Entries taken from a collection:
# # # # #

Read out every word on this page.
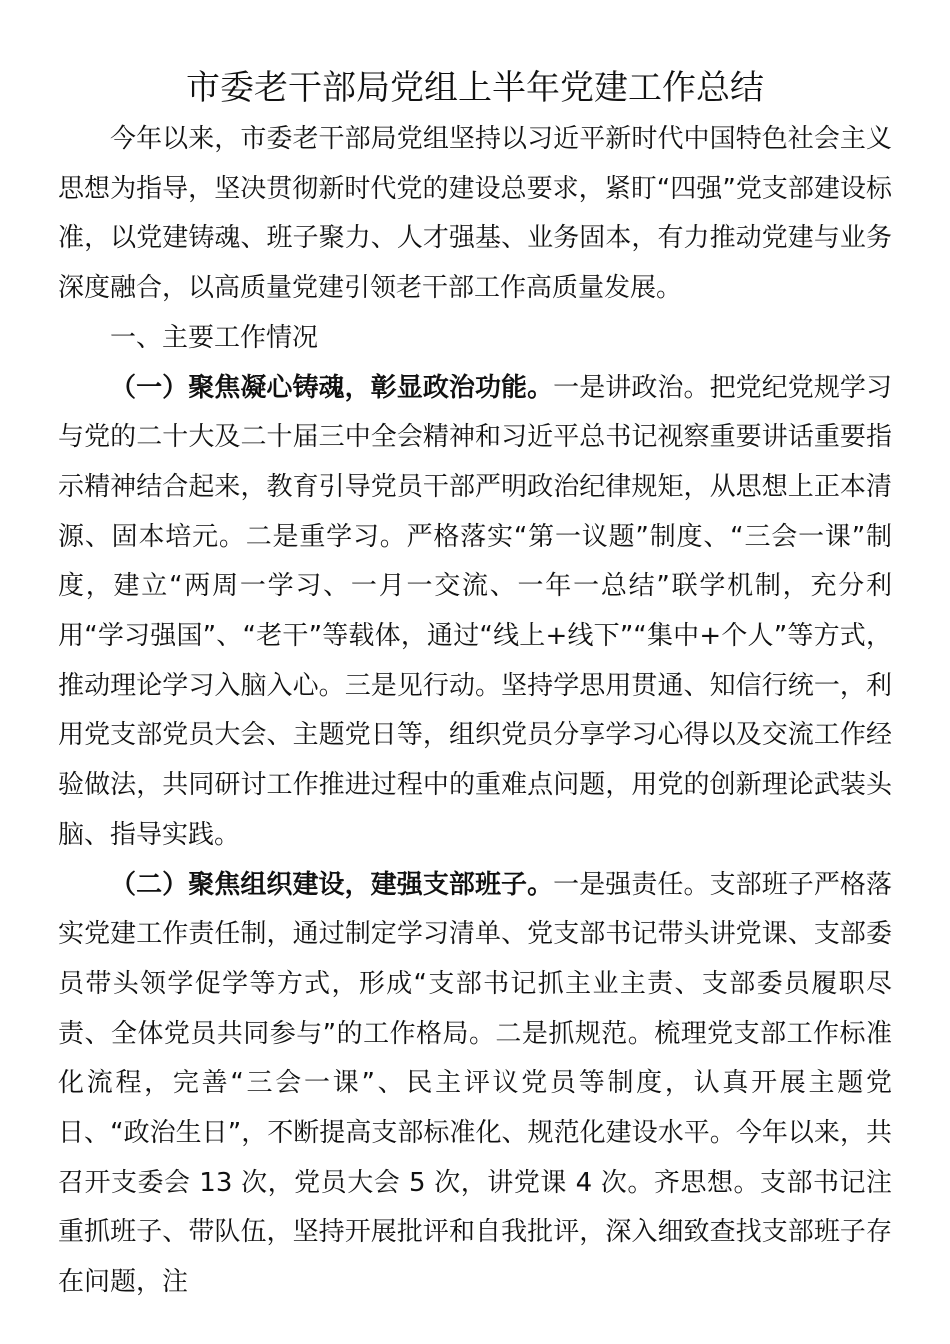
市委老干部局党组上半年党建工作总结

今年以来，市委老干部局党组坚持以习近平新时代中国特色社会主义思想为指导，坚决贯彻新时代党的建设总要求，紧盯“四强”党支部建设标准，以党建铸魂、班子聚力、人才强基、业务固本，有力推动党建与业务深度融合，以高质量党建引领老干部工作高质量发展。

一、主要工作情况

（一）聚焦凝心铸魂，彰显政治功能。一是讲政治。把党纪党规学习与党的二十大及二十届三中全会精神和习近平总书记视察重要讲话重要指示精神结合起来，教育引导党员干部严明政治纪律规矩，从思想上正本清源、固本培元。二是重学习。严格落实“第一议题”制度、“三会一课”制度，建立“两周一学习、一月一交流、一年一总结”联学机制，充分利用“学习强国”、“老干”等载体，通过“线上+线下”“集中+个人”等方式，推动理论学习入脑入心。三是见行动。坚持学思用贯通、知信行统一，利用党支部党员大会、主题党日等，组织党员分享学习心得以及交流工作经验做法，共同研讨工作推进过程中的重难点问题，用党的创新理论武装头脑、指导实践。

（二）聚焦组织建设，建强支部班子。一是强责任。支部班子严格落实党建工作责任制，通过制定学习清单、党支部书记带头讲党课、支部委员带头领学促学等方式，形成“支部书记抓主业主责、支部委员履职尽责、全体党员共同参与”的工作格局。二是抓规范。梳理党支部工作标准化流程，完善“三会一课”、民主评议党员等制度，认真开展主题党日、“政治生日”，不断提高支部标准化、规范化建设水平。今年以来，共召开支委会 13 次，党员大会 5 次，讲党课 4 次。齐思想。支部书记注重抓班子、带队伍，坚持开展批评和自我批评，深入细致查找支部班子存在问题，注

# # # # #

§ Set exercise:
Skip every picture and transcribe the data above exactly.

§ Full solution:
Read out every word on this page.
市委老干部局党组上半年党建工作总结

今年以来，市委老干部局党组坚持以习近平新时代中国特色社会主义思想为指导，坚决贯彻新时代党的建设总要求，紧盯“四强”党支部建设标准，以党建铸魂、班子聚力、人才强基、业务固本，有力推动党建与业务深度融合，以高质量党建引领老干部工作高质量发展。

一、主要工作情况

（一）聚焦凝心铸魂，彰显政治功能。一是讲政治。把党纪党规学习与党的二十大及二十届三中全会精神和习近平总书记视察重要讲话重要指示精神结合起来，教育引导党员干部严明政治纪律规矩，从思想上正本清源、固本培元。二是重学习。严格落实“第一议题”制度、“三会一课”制度，建立“两周一学习、一月一交流、一年一总结”联学机制，充分利用“学习强国”、“老干”等载体，通过“线上+线下”“集中+个人”等方式，推动理论学习入脑入心。三是见行动。坚持学思用贯通、知信行统一，利用党支部党员大会、主题党日等，组织党员分享学习心得以及交流工作经验做法，共同研讨工作推进过程中的重难点问题，用党的创新理论武装头脑、指导实践。

（二）聚焦组织建设，建强支部班子。一是强责任。支部班子严格落实党建工作责任制，通过制定学习清单、党支部书记带头讲党课、支部委员带头领学促学等方式，形成“支部书记抓主业主责、支部委员履职尽责、全体党员共同参与”的工作格局。二是抓规范。梳理党支部工作标准化流程，完善“三会一课”、民主评议党员等制度，认真开展主题党日、“政治生日”，不断提高支部标准化、规范化建设水平。今年以来，共召开支委会 13 次，党员大会 5 次，讲党课 4 次。齐思想。支部书记注重抓班子、带队伍，坚持开展批评和自我批评，深入细致查找支部班子存在问题，注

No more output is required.